Problem to work on ▸ Will you print the material below without altering a single character?

Excerpts from a figure dataset:

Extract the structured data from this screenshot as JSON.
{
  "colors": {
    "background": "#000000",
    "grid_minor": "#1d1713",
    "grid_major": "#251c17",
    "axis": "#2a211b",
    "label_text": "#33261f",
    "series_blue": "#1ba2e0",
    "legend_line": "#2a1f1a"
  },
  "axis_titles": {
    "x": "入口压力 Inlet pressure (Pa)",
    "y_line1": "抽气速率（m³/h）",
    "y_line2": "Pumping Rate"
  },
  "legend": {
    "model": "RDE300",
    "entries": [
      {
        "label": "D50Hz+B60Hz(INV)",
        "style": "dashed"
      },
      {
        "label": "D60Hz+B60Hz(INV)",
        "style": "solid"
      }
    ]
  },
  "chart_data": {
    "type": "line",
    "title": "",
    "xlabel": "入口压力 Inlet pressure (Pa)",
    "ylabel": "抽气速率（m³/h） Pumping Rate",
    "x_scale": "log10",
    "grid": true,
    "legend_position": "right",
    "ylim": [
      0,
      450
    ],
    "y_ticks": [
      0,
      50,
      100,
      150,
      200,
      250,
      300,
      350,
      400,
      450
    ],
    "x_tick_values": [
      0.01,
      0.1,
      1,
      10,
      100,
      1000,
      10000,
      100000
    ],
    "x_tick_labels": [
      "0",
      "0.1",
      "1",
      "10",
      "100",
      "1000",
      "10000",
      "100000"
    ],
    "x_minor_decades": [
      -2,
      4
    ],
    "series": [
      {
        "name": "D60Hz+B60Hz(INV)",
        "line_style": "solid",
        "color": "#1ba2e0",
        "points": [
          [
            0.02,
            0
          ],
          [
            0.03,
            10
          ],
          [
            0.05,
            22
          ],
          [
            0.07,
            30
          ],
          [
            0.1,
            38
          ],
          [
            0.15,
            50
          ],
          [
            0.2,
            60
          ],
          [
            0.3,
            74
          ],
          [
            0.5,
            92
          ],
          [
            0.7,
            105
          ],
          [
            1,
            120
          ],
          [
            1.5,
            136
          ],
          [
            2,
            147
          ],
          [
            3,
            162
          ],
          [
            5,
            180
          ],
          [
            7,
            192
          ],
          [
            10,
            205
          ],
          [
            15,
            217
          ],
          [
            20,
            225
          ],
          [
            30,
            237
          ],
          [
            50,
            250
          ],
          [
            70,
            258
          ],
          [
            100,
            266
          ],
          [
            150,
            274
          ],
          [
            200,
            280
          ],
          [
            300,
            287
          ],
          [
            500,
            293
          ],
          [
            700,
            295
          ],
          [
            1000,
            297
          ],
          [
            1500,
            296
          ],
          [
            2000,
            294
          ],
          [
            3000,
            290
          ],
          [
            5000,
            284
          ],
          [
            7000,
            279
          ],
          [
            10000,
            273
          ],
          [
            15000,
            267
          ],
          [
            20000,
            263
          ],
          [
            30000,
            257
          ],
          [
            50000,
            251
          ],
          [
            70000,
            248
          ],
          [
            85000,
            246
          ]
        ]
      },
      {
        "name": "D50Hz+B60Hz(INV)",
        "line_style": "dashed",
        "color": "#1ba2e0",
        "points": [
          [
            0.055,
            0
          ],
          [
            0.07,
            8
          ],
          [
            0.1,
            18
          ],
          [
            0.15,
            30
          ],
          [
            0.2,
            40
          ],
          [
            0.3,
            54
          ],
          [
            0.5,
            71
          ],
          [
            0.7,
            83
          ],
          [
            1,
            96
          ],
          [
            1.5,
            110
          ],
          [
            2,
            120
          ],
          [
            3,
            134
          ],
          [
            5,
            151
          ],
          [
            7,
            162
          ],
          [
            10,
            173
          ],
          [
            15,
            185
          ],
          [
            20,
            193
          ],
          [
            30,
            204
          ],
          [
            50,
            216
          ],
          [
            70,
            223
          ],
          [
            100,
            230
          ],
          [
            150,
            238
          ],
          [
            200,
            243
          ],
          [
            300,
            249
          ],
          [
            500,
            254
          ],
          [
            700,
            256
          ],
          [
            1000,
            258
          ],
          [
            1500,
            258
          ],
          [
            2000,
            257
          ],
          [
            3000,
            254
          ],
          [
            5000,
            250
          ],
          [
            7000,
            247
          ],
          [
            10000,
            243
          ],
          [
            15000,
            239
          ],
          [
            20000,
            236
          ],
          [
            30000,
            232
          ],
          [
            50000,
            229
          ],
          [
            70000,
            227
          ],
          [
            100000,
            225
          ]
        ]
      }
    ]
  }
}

Written answer ▸
Extract the structured data from this screenshot as JSON.
{
  "colors": {
    "background": "#000000",
    "grid_minor": "#1d1713",
    "grid_major": "#251c17",
    "axis": "#2a211b",
    "label_text": "#33261f",
    "series_blue": "#1ba2e0",
    "legend_line": "#2a1f1a"
  },
  "axis_titles": {
    "x": "入口压力 Inlet pressure (Pa)",
    "y_line1": "抽气速率（m³/h）",
    "y_line2": "Pumping Rate"
  },
  "legend": {
    "model": "RDE300",
    "entries": [
      {
        "label": "D50Hz+B60Hz(INV)",
        "style": "dashed"
      },
      {
        "label": "D60Hz+B60Hz(INV)",
        "style": "solid"
      }
    ]
  },
  "chart_data": {
    "type": "line",
    "title": "",
    "xlabel": "入口压力 Inlet pressure (Pa)",
    "ylabel": "抽气速率（m³/h） Pumping Rate",
    "x_scale": "log10",
    "grid": true,
    "legend_position": "right",
    "ylim": [
      0,
      450
    ],
    "y_ticks": [
      0,
      50,
      100,
      150,
      200,
      250,
      300,
      350,
      400,
      450
    ],
    "x_tick_values": [
      0.01,
      0.1,
      1,
      10,
      100,
      1000,
      10000,
      100000
    ],
    "x_tick_labels": [
      "0",
      "0.1",
      "1",
      "10",
      "100",
      "1000",
      "10000",
      "100000"
    ],
    "x_minor_decades": [
      -2,
      4
    ],
    "series": [
      {
        "name": "D60Hz+B60Hz(INV)",
        "line_style": "solid",
        "color": "#1ba2e0",
        "points": [
          [
            0.02,
            0
          ],
          [
            0.03,
            10
          ],
          [
            0.05,
            22
          ],
          [
            0.07,
            30
          ],
          [
            0.1,
            38
          ],
          [
            0.15,
            50
          ],
          [
            0.2,
            60
          ],
          [
            0.3,
            74
          ],
          [
            0.5,
            92
          ],
          [
            0.7,
            105
          ],
          [
            1,
            120
          ],
          [
            1.5,
            136
          ],
          [
            2,
            147
          ],
          [
            3,
            162
          ],
          [
            5,
            180
          ],
          [
            7,
            192
          ],
          [
            10,
            205
          ],
          [
            15,
            217
          ],
          [
            20,
            225
          ],
          [
            30,
            237
          ],
          [
            50,
            250
          ],
          [
            70,
            258
          ],
          [
            100,
            266
          ],
          [
            150,
            274
          ],
          [
            200,
            280
          ],
          [
            300,
            287
          ],
          [
            500,
            293
          ],
          [
            700,
            295
          ],
          [
            1000,
            297
          ],
          [
            1500,
            296
          ],
          [
            2000,
            294
          ],
          [
            3000,
            290
          ],
          [
            5000,
            284
          ],
          [
            7000,
            279
          ],
          [
            10000,
            273
          ],
          [
            15000,
            267
          ],
          [
            20000,
            263
          ],
          [
            30000,
            257
          ],
          [
            50000,
            251
          ],
          [
            70000,
            248
          ],
          [
            85000,
            246
          ]
        ]
      },
      {
        "name": "D50Hz+B60Hz(INV)",
        "line_style": "dashed",
        "color": "#1ba2e0",
        "points": [
          [
            0.055,
            0
          ],
          [
            0.07,
            8
          ],
          [
            0.1,
            18
          ],
          [
            0.15,
            30
          ],
          [
            0.2,
            40
          ],
          [
            0.3,
            54
          ],
          [
            0.5,
            71
          ],
          [
            0.7,
            83
          ],
          [
            1,
            96
          ],
          [
            1.5,
            110
          ],
          [
            2,
            120
          ],
          [
            3,
            134
          ],
          [
            5,
            151
          ],
          [
            7,
            162
          ],
          [
            10,
            173
          ],
          [
            15,
            185
          ],
          [
            20,
            193
          ],
          [
            30,
            204
          ],
          [
            50,
            216
          ],
          [
            70,
            223
          ],
          [
            100,
            230
          ],
          [
            150,
            238
          ],
          [
            200,
            243
          ],
          [
            300,
            249
          ],
          [
            500,
            254
          ],
          [
            700,
            256
          ],
          [
            1000,
            258
          ],
          [
            1500,
            258
          ],
          [
            2000,
            257
          ],
          [
            3000,
            254
          ],
          [
            5000,
            250
          ],
          [
            7000,
            247
          ],
          [
            10000,
            243
          ],
          [
            15000,
            239
          ],
          [
            20000,
            236
          ],
          [
            30000,
            232
          ],
          [
            50000,
            229
          ],
          [
            70000,
            227
          ],
          [
            100000,
            225
          ]
        ]
      }
    ]
  }
}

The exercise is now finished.